── Data excerpts ──

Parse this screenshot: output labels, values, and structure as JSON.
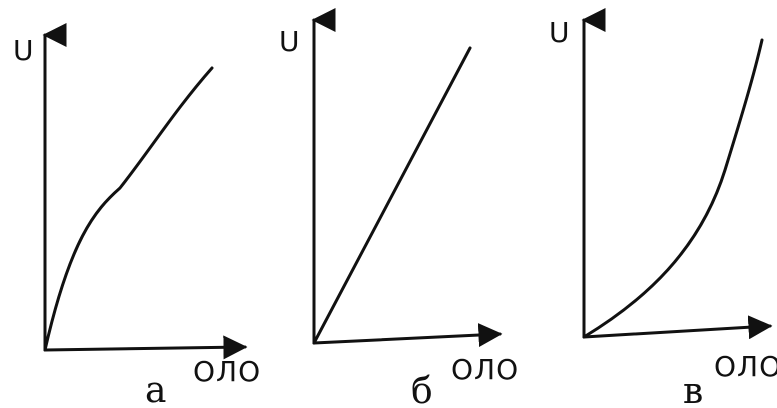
{
  "panels": [
    {
      "id": "a",
      "caption": "а",
      "y_axis_label": "U",
      "x_axis_label": "ОЛО",
      "curve_shape": "concave"
    },
    {
      "id": "b",
      "caption": "б",
      "y_axis_label": "U",
      "x_axis_label": "ОЛО",
      "curve_shape": "linear"
    },
    {
      "id": "c",
      "caption": "в",
      "y_axis_label": "U",
      "x_axis_label": "ОЛО",
      "curve_shape": "convex"
    }
  ],
  "colors": {
    "ink": "#111111",
    "background": "#ffffff"
  }
}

───

Print out the lines exactly, skipping any picture.

* **Response**:
Parse this screenshot: output labels, values, and structure as JSON.
{
  "panels": [
    {
      "id": "a",
      "caption": "а",
      "y_axis_label": "U",
      "x_axis_label": "ОЛО",
      "curve_shape": "concave"
    },
    {
      "id": "b",
      "caption": "б",
      "y_axis_label": "U",
      "x_axis_label": "ОЛО",
      "curve_shape": "linear"
    },
    {
      "id": "c",
      "caption": "в",
      "y_axis_label": "U",
      "x_axis_label": "ОЛО",
      "curve_shape": "convex"
    }
  ],
  "colors": {
    "ink": "#111111",
    "background": "#ffffff"
  }
}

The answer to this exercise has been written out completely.